■ Data lines ■
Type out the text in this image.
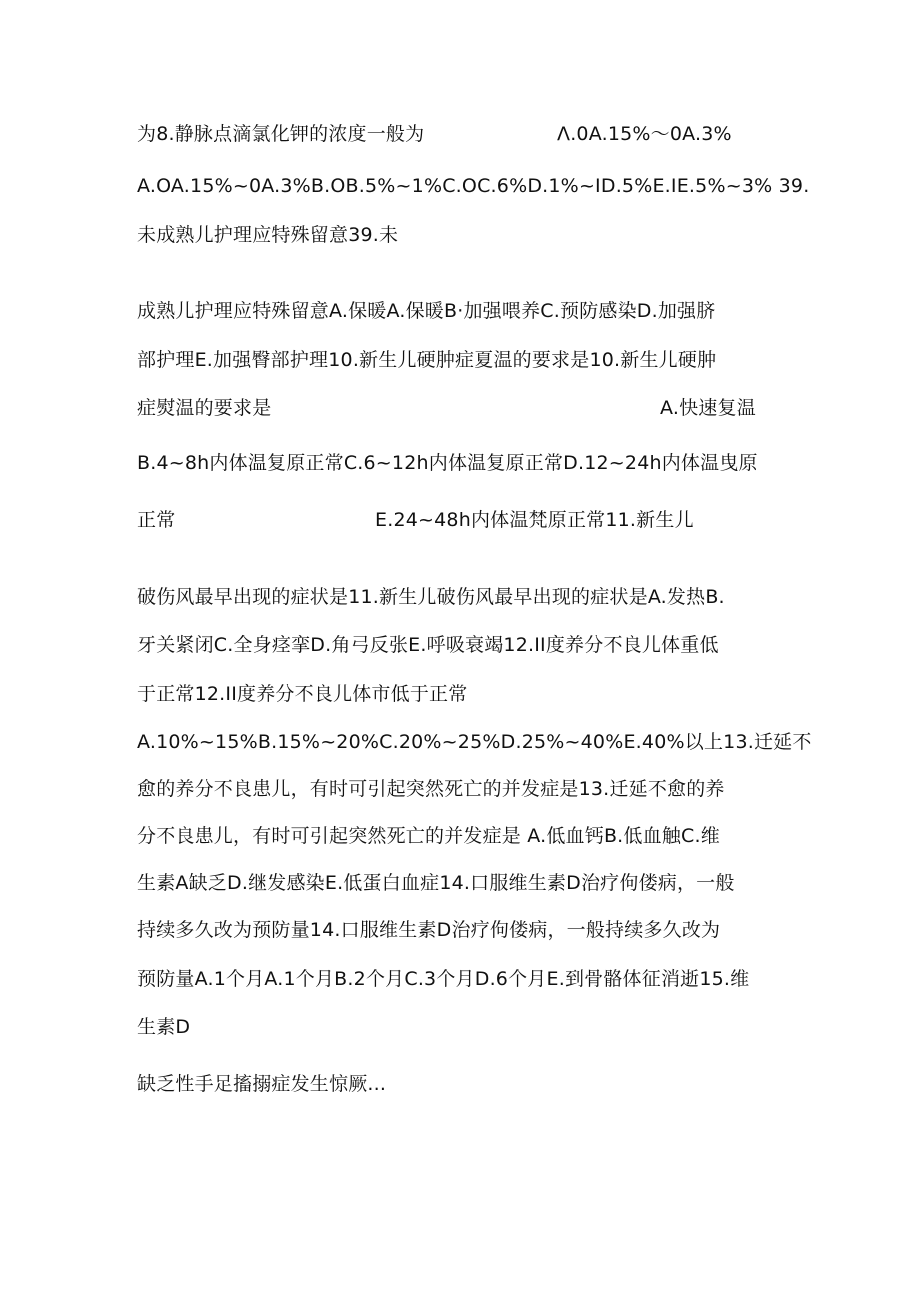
为8.静脉点滴氯化钾的浓度一般为	Λ.0A.15%～0A.3%
A.OA.15%~0A.3%B.OB.5%~1%C.OC.6%D.1%~ID.5%E.IE.5%~3% 39.
未成熟儿护理应特殊留意39.未
成熟儿护理应特殊留意A.保暖A.保暖B·加强喂养C.预防感染D.加强脐
部护理E.加强臀部护理10.新生儿硬肿症夏温的要求是10.新生儿硬肿
症熨温的要求是	A.快速复温
B.4~8h内体温复原正常C.6~12h内体温复原正常D.12~24h内体温曳原
正常	E.24~48h内体温梵原正常11.新生儿
破伤风最早出现的症状是11.新生儿破伤风最早出现的症状是A.发热B.
牙关紧闭C.全身痉挛D.角弓反张E.呼吸衰竭12.II度养分不良儿体重低
于正常12.II度养分不良儿体市低于正常
A.10%~15%B.15%~20%C.20%~25%D.25%~40%E.40%以上13.迁延不
愈的养分不良患儿，有时可引起突然死亡的并发症是13.迁延不愈的养
分不良患儿，有时可引起突然死亡的并发症是 A.低血钙B.低血触C.维
生素A缺乏D.继发感染E.低蛋白血症14.口服维生素D治疗佝偻病，一般
持续多久改为预防量14.口服维生素D治疗佝偻病，一般持续多久改为
预防量A.1个月A.1个月B.2个月C.3个月D.6个月E.到骨骼体征消逝15.维
生素D
缺乏性手足搐搦症发生惊厥...
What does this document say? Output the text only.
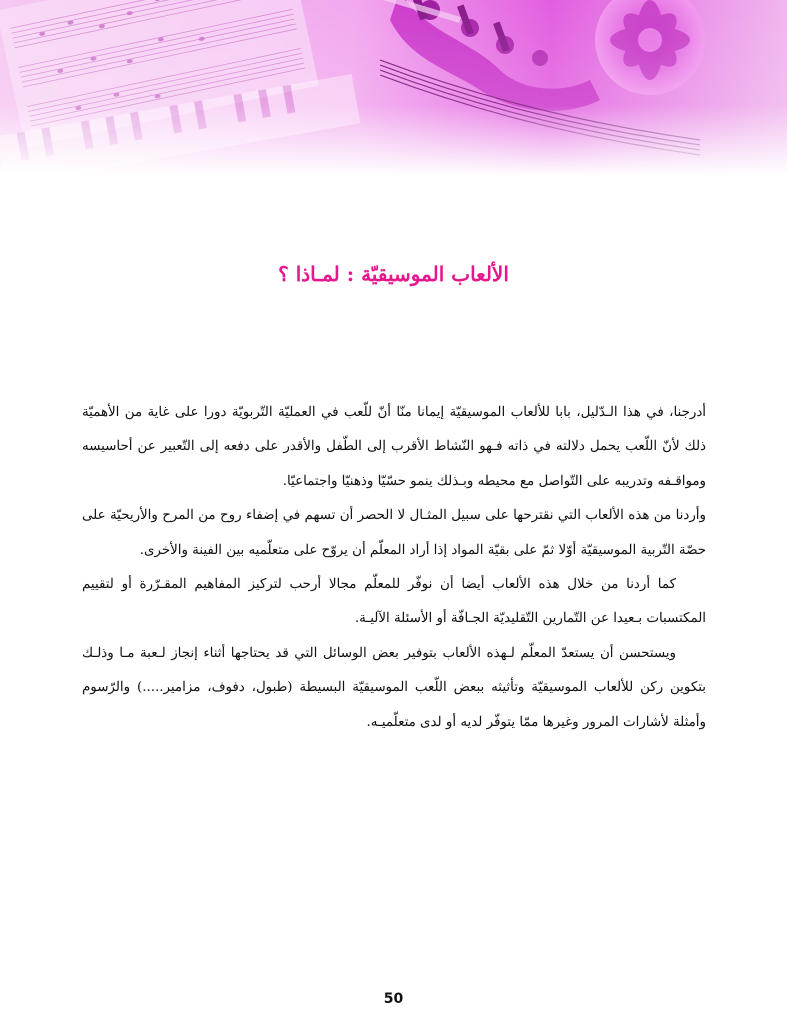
الألعاب الموسيقيّة : لمـاذا ؟

أدرجنا، في هذا الـدّليل، بابا للألعاب الموسيقيّة إيمانا منّا أنّ للّعب في العمليّة التّربويّة دورا على غاية من الأهميّة ذلك لأنّ اللّعب يحمل دلالته في ذاته فـهو النّشاط الأقرب إلى الطّفل والأقدر على دفعه إلى التّعبير عن أحاسيسه ومواقـفه وتدريبه على التّواصل مع محيطه وبـذلك ينمو حسّيّا وذهنيّا واجتماعيّا.

وأردنا من هذه الألعاب التي نقترحها على سبيل المثـال لا الحصر أن تسهم في إضفاء روح من المرح والأريحيّة على حصّة التّربية الموسيقيّة أوّلا ثمّ على بقيّة المواد إذا أراد المعلّم أن يروّح على متعلّميه بين الفينة والأخرى.

كما أردنا من خلال هذه الألعاب أيضا أن نوفّر للمعلّم مجالا أرحب لتركيز المفاهيم المقـرّرة أو لتقييم المكتسبات بـعيدا عن التّمارين التّقليديّة الجـافّة أو الأسئلة الآليـة.

ويستحسن أن يستعدّ المعلّم لـهذه الألعاب بتوفير بعض الوسائل التي قد يحتاجها أثناء إنجاز لـعبة مـا وذلـك بتكوين ركن للألعاب الموسيقيّة وتأثيثه ببعض اللّعب الموسيقيّة البسيطة (طبول، دفوف، مزامير.....) والرّسوم وأمثلة لأشارات المرور وغيرها ممّا يتوفّر لديه أو لدى متعلّميـه.

50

■ What is required ■
Find every line with "this" in the listing and state how many there are, nothing else.

■ Answer to the task ■
2